[START OF DATA LISTING]

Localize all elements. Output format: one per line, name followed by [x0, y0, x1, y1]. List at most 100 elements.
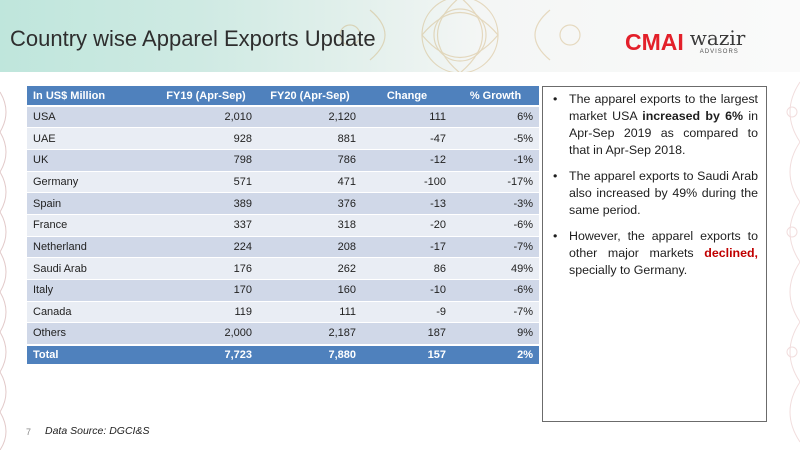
note-highlight-red: declined, [704, 246, 758, 260]
total-cell: 7,880 [258, 343, 362, 366]
table-total-row: Total 7,723 7,880 157 2% [27, 343, 539, 366]
data-source-note: Data Source: DGCI&S [45, 425, 150, 437]
table-cell: 208 [258, 236, 362, 259]
table-cell: 318 [258, 214, 362, 237]
note-text: The apparel exports to the largest marke… [569, 92, 758, 123]
note-item: • The apparel exports to the largest mark… [551, 91, 758, 159]
note-highlight: increased by 6% [642, 109, 744, 123]
table-cell: -5% [452, 127, 539, 150]
table-cell: 786 [258, 149, 362, 172]
note-text: specially to Germany. [569, 263, 688, 277]
table-cell: Saudi Arab [27, 257, 154, 280]
table-cell: Spain [27, 192, 154, 215]
note-item: • The apparel exports to Saudi Arab also … [551, 168, 758, 219]
left-ornament-icon [0, 91, 7, 450]
note-text: in Apr-Sep 2019 as compared to that in A… [569, 109, 758, 157]
header-cell: In US$ Million [27, 86, 154, 107]
table-cell: Germany [27, 171, 154, 194]
header-cell: % Growth [452, 86, 539, 107]
table-cell: 6% [452, 106, 539, 129]
table-cell: UK [27, 149, 154, 172]
table-cell: -12 [362, 149, 452, 172]
page-title: Country wise Apparel Exports Update [10, 26, 376, 51]
wazir-logo: wazir [689, 26, 746, 50]
table-cell: -17 [362, 236, 452, 259]
table-header-row: In US$ Million FY19 (Apr-Sep) FY20 (Apr-… [27, 86, 539, 107]
table-row: Canada 119 111 -9 -7% [27, 301, 539, 324]
bullet-icon: • [553, 229, 558, 243]
table-cell: 376 [258, 192, 362, 215]
table-row: Netherland 224 208 -17 -7% [27, 236, 539, 259]
table-cell: -17% [452, 171, 539, 194]
decorative-ornament-icon [339, 0, 581, 72]
table-row: France 337 318 -20 -6% [27, 214, 539, 237]
notes-box: • The apparel exports to the largest mark… [542, 86, 767, 422]
exports-table: In US$ Million FY19 (Apr-Sep) FY20 (Apr-… [27, 86, 539, 366]
table-row: Italy 170 160 -10 -6% [27, 279, 539, 302]
table-cell: 337 [154, 214, 258, 237]
note-item: • However, the apparel exports to other m… [551, 228, 758, 279]
table-cell: -7% [452, 301, 539, 324]
table-cell: 170 [154, 279, 258, 302]
title-bar: Country wise Apparel Exports Update CMAI… [0, 0, 800, 72]
table-cell: -3% [452, 192, 539, 215]
table-cell: -13 [362, 192, 452, 215]
table-cell: 111 [362, 106, 452, 129]
note-text: However, the apparel exports to other ma… [569, 229, 758, 260]
table-cell: 571 [154, 171, 258, 194]
table-row: USA 2,010 2,120 111 6% [27, 106, 539, 129]
table-cell: USA [27, 106, 154, 129]
table-cell: 471 [258, 171, 362, 194]
table-cell: Canada [27, 301, 154, 324]
table-cell: 2,010 [154, 106, 258, 129]
right-ornament-icon [786, 81, 800, 443]
table-cell: Italy [27, 279, 154, 302]
table-cell: 262 [258, 257, 362, 280]
table-cell: 2,187 [258, 322, 362, 346]
bullet-icon: • [553, 92, 558, 106]
table-row: Others 2,000 2,187 187 9% [27, 322, 539, 346]
table-cell: 187 [362, 322, 452, 346]
table-cell: 2,000 [154, 322, 258, 346]
total-cell: 157 [362, 343, 452, 366]
header-cell: FY19 (Apr-Sep) [154, 86, 258, 107]
table-row: UK 798 786 -12 -1% [27, 149, 539, 172]
table-cell: -20 [362, 214, 452, 237]
table-cell: -6% [452, 279, 539, 302]
table-cell: 881 [258, 127, 362, 150]
table-cell: 86 [362, 257, 452, 280]
total-cell: 2% [452, 343, 539, 366]
table-cell: 798 [154, 149, 258, 172]
table-cell: 224 [154, 236, 258, 259]
table-cell: -9 [362, 301, 452, 324]
logo: CMAI wazir ADVISORS [625, 26, 746, 60]
table-cell: 119 [154, 301, 258, 324]
table-row: Spain 389 376 -13 -3% [27, 192, 539, 215]
header-cell: Change [362, 86, 452, 107]
table-cell: Netherland [27, 236, 154, 259]
table-cell: 928 [154, 127, 258, 150]
table-cell: -47 [362, 127, 452, 150]
table-cell: France [27, 214, 154, 237]
table-cell: 9% [452, 322, 539, 346]
table-cell: -100 [362, 171, 452, 194]
table-cell: -7% [452, 236, 539, 259]
wazir-advisors-tagline: ADVISORS [699, 49, 739, 55]
table-cell: 389 [154, 192, 258, 215]
table-cell: 2,120 [258, 106, 362, 129]
table-cell: -6% [452, 214, 539, 237]
table-cell: 160 [258, 279, 362, 302]
table-cell: -10 [362, 279, 452, 302]
total-cell: 7,723 [154, 343, 258, 366]
table-cell: 49% [452, 257, 539, 280]
total-cell: Total [27, 343, 154, 366]
table-cell: Others [27, 322, 154, 346]
note-text: The apparel exports to Saudi Arab also i… [569, 169, 758, 217]
table-row: Germany 571 471 -100 -17% [27, 171, 539, 194]
table-row: UAE 928 881 -47 -5% [27, 127, 539, 150]
header-cell: FY20 (Apr-Sep) [258, 86, 362, 107]
table-cell: -1% [452, 149, 539, 172]
bullet-icon: • [553, 169, 558, 183]
table-row: Saudi Arab 176 262 86 49% [27, 257, 539, 280]
page-number: 7 [26, 427, 32, 437]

[END OF DATA LISTING]

## DIRECTIONS FOR THIS TASK
Retype every line of the material above exactly as it appears, leaving out the pictures.

## EXERCISE RESULT
Localize all elements. Output format: one per line, name followed by [x0, y0, x1, y1]. List at most 100 elements.
note-highlight-red: declined, [704, 246, 758, 260]
total-cell: 7,880 [258, 343, 362, 366]
table-total-row: Total 7,723 7,880 157 2% [27, 343, 539, 366]
data-source-note: Data Source: DGCI&S [45, 425, 150, 437]
table-cell: 208 [258, 236, 362, 259]
table-cell: 318 [258, 214, 362, 237]
note-text: The apparel exports to the largest marke… [569, 92, 758, 123]
note-item: • The apparel exports to the largest mark… [551, 91, 758, 159]
note-highlight: increased by 6% [642, 109, 744, 123]
table-cell: -5% [452, 127, 539, 150]
table-cell: 786 [258, 149, 362, 172]
note-text: specially to Germany. [569, 263, 688, 277]
table-cell: Saudi Arab [27, 257, 154, 280]
table-cell: Spain [27, 192, 154, 215]
note-item: • The apparel exports to Saudi Arab also … [551, 168, 758, 219]
left-ornament-icon [0, 91, 7, 450]
note-text: in Apr-Sep 2019 as compared to that in A… [569, 109, 758, 157]
header-cell: In US$ Million [27, 86, 154, 107]
table-cell: Germany [27, 171, 154, 194]
header-cell: % Growth [452, 86, 539, 107]
table-cell: 6% [452, 106, 539, 129]
table-cell: UK [27, 149, 154, 172]
table-cell: -12 [362, 149, 452, 172]
page-title: Country wise Apparel Exports Update [10, 26, 376, 51]
wazir-logo: wazir [689, 26, 746, 50]
table-cell: -17 [362, 236, 452, 259]
table-header-row: In US$ Million FY19 (Apr-Sep) FY20 (Apr-… [27, 86, 539, 107]
table-row: Canada 119 111 -9 -7% [27, 301, 539, 324]
bullet-icon: • [553, 229, 558, 243]
table-cell: 376 [258, 192, 362, 215]
table-row: Netherland 224 208 -17 -7% [27, 236, 539, 259]
table-cell: -17% [452, 171, 539, 194]
decorative-ornament-icon [339, 0, 581, 72]
table-row: France 337 318 -20 -6% [27, 214, 539, 237]
notes-box: • The apparel exports to the largest mark… [542, 86, 767, 422]
exports-table: In US$ Million FY19 (Apr-Sep) FY20 (Apr-… [27, 86, 539, 366]
table-row: Italy 170 160 -10 -6% [27, 279, 539, 302]
table-cell: 337 [154, 214, 258, 237]
note-item: • However, the apparel exports to other m… [551, 228, 758, 279]
table-cell: -7% [452, 301, 539, 324]
table-cell: 170 [154, 279, 258, 302]
title-bar: Country wise Apparel Exports Update CMAI… [0, 0, 800, 72]
table-cell: -3% [452, 192, 539, 215]
table-cell: -13 [362, 192, 452, 215]
table-cell: 111 [362, 106, 452, 129]
note-text: However, the apparel exports to other ma… [569, 229, 758, 260]
table-cell: 571 [154, 171, 258, 194]
table-row: USA 2,010 2,120 111 6% [27, 106, 539, 129]
table-cell: USA [27, 106, 154, 129]
table-cell: 471 [258, 171, 362, 194]
table-cell: Canada [27, 301, 154, 324]
table-cell: 2,010 [154, 106, 258, 129]
right-ornament-icon [786, 81, 800, 443]
table-cell: Italy [27, 279, 154, 302]
table-cell: 262 [258, 257, 362, 280]
table-cell: 2,187 [258, 322, 362, 346]
bullet-icon: • [553, 92, 558, 106]
table-row: Others 2,000 2,187 187 9% [27, 322, 539, 346]
table-cell: 187 [362, 322, 452, 346]
table-cell: 2,000 [154, 322, 258, 346]
total-cell: 157 [362, 343, 452, 366]
header-cell: FY19 (Apr-Sep) [154, 86, 258, 107]
table-row: UK 798 786 -12 -1% [27, 149, 539, 172]
table-cell: -20 [362, 214, 452, 237]
table-cell: -6% [452, 279, 539, 302]
table-cell: 881 [258, 127, 362, 150]
table-cell: 86 [362, 257, 452, 280]
total-cell: 2% [452, 343, 539, 366]
table-cell: 798 [154, 149, 258, 172]
table-cell: 224 [154, 236, 258, 259]
table-cell: -9 [362, 301, 452, 324]
logo: CMAI wazir ADVISORS [625, 26, 746, 60]
table-cell: 119 [154, 301, 258, 324]
table-row: Spain 389 376 -13 -3% [27, 192, 539, 215]
header-cell: Change [362, 86, 452, 107]
table-cell: Netherland [27, 236, 154, 259]
table-cell: 928 [154, 127, 258, 150]
table-cell: -47 [362, 127, 452, 150]
table-cell: France [27, 214, 154, 237]
table-cell: 9% [452, 322, 539, 346]
table-cell: -100 [362, 171, 452, 194]
table-cell: -7% [452, 236, 539, 259]
wazir-advisors-tagline: ADVISORS [699, 49, 739, 55]
table-cell: 389 [154, 192, 258, 215]
table-cell: 2,120 [258, 106, 362, 129]
table-cell: -6% [452, 214, 539, 237]
table-cell: 160 [258, 279, 362, 302]
table-cell: -10 [362, 279, 452, 302]
total-cell: 7,723 [154, 343, 258, 366]
table-cell: 49% [452, 257, 539, 280]
total-cell: Total [27, 343, 154, 366]
table-cell: Others [27, 322, 154, 346]
note-text: The apparel exports to Saudi Arab also i… [569, 169, 758, 217]
table-row: Germany 571 471 -100 -17% [27, 171, 539, 194]
table-row: UAE 928 881 -47 -5% [27, 127, 539, 150]
header-cell: FY20 (Apr-Sep) [258, 86, 362, 107]
table-cell: -1% [452, 149, 539, 172]
bullet-icon: • [553, 169, 558, 183]
table-row: Saudi Arab 176 262 86 49% [27, 257, 539, 280]
page-number: 7 [26, 427, 32, 437]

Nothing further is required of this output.